Work to be completed —
Transcribe the listing in full, excluding any pictures.

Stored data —
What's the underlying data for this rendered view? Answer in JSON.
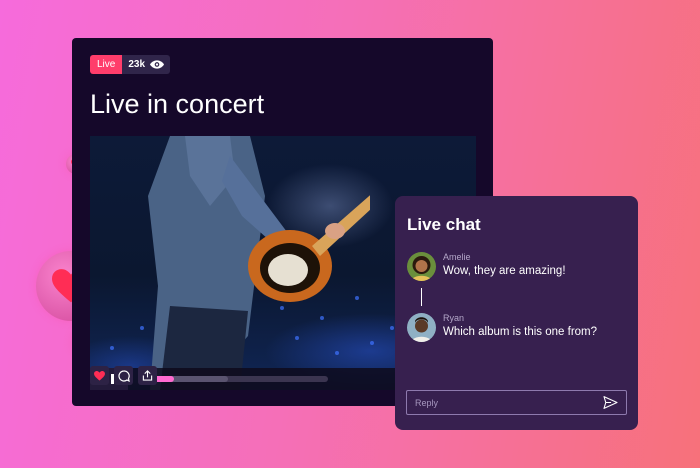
{
  "stream": {
    "live_badge": "Live",
    "viewer_count": "23k",
    "title": "Live in concert"
  },
  "player": {
    "progress": 0.17,
    "buffered": 0.46,
    "volume_level": 0.8
  },
  "actions": [
    {
      "name": "like-button",
      "icon": "heart-icon"
    },
    {
      "name": "comment-button",
      "icon": "comment-icon"
    },
    {
      "name": "share-button",
      "icon": "share-icon"
    }
  ],
  "chat": {
    "title": "Live chat",
    "messages": [
      {
        "author": "Amelie",
        "text": "Wow, they are amazing!"
      },
      {
        "author": "Ryan",
        "text": "Which album is this one from?"
      }
    ],
    "reply_placeholder": "Reply"
  },
  "colors": {
    "live": "#ff3d6b",
    "accent": "#ff6ad0",
    "card_bg": "#15082a",
    "chat_bg": "#37204f"
  }
}
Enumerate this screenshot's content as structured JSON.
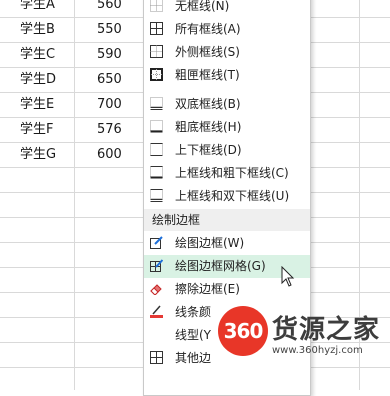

Solution —
What's the underlying data for this rendered view? Answer in JSON.
{
  "stream": {
    "live_badge": "Live",
    "viewer_count": "23k",
    "title": "Live in concert"
  },
  "player": {
    "progress": 0.17,
    "buffered": 0.46,
    "volume_level": 0.8
  },
  "actions": [
    {
      "name": "like-button",
      "icon": "heart-icon"
    },
    {
      "name": "comment-button",
      "icon": "comment-icon"
    },
    {
      "name": "share-button",
      "icon": "share-icon"
    }
  ],
  "chat": {
    "title": "Live chat",
    "messages": [
      {
        "author": "Amelie",
        "text": "Wow, they are amazing!"
      },
      {
        "author": "Ryan",
        "text": "Which album is this one from?"
      }
    ],
    "reply_placeholder": "Reply"
  },
  "colors": {
    "live": "#ff3d6b",
    "accent": "#ff6ad0",
    "card_bg": "#15082a",
    "chat_bg": "#37204f"
  }
}
Enumerate this screenshot's content as structured JSON.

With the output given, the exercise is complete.